-- What to work on --
Give the data again exactly as written, skipping any pictures.

-- Dataset content --
· · · ·
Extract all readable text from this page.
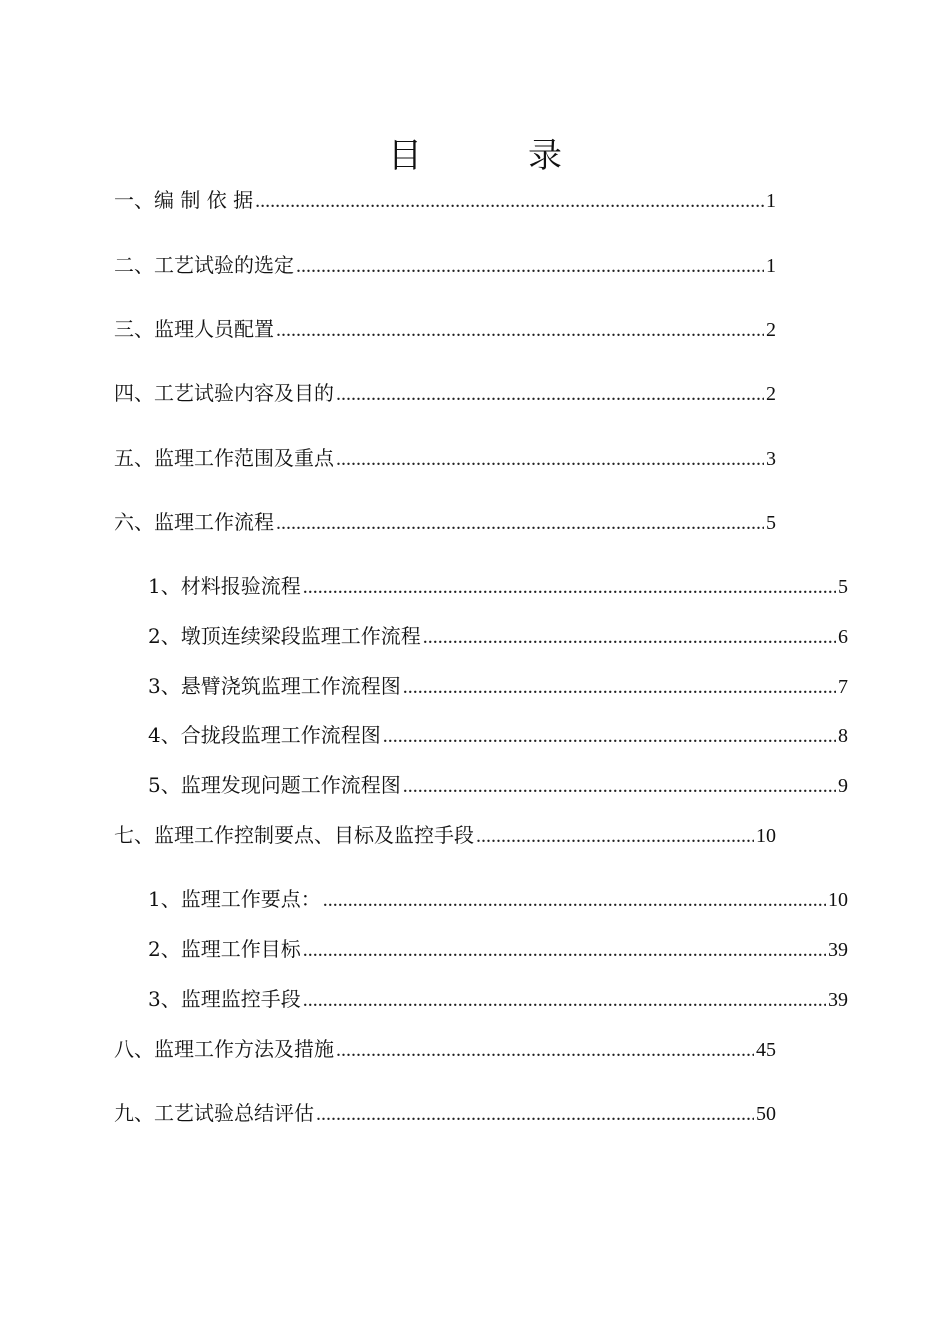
目　录
一、编 制 依 据 .....	1
二、工艺试验的选定 .....	1
三、监理人员配置 .....	2
四、工艺试验内容及目的 .....	2
五、监理工作范围及重点 .....	3
六、监理工作流程 .....	5
1、材料报验流程 .....	5
2、墩顶连续梁段监理工作流程 .....	6
3、悬臂浇筑监理工作流程图 .....	7
4、合拢段监理工作流程图 .....	8
5、监理发现问题工作流程图 .....	9
七、监理工作控制要点、目标及监控手段 .....	10
1、监理工作要点： .....	10
2、监理工作目标 .....	39
3、监理监控手段 .....	39
八、监理工作方法及措施 .....	45
九、工艺试验总结评估 .....	50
· · · ·
-- Result for this task --
Extract all readable text from this page.
目　录
一、编 制 依 据 .....	1
二、工艺试验的选定 .....	1
三、监理人员配置 .....	2
四、工艺试验内容及目的 .....	2
五、监理工作范围及重点 .....	3
六、监理工作流程 .....	5
1、材料报验流程 .....	5
2、墩顶连续梁段监理工作流程 .....	6
3、悬臂浇筑监理工作流程图 .....	7
4、合拢段监理工作流程图 .....	8
5、监理发现问题工作流程图 .....	9
七、监理工作控制要点、目标及监控手段 .....	10
1、监理工作要点： .....	10
2、监理工作目标 .....	39
3、监理监控手段 .....	39
八、监理工作方法及措施 .....	45
九、工艺试验总结评估 .....	50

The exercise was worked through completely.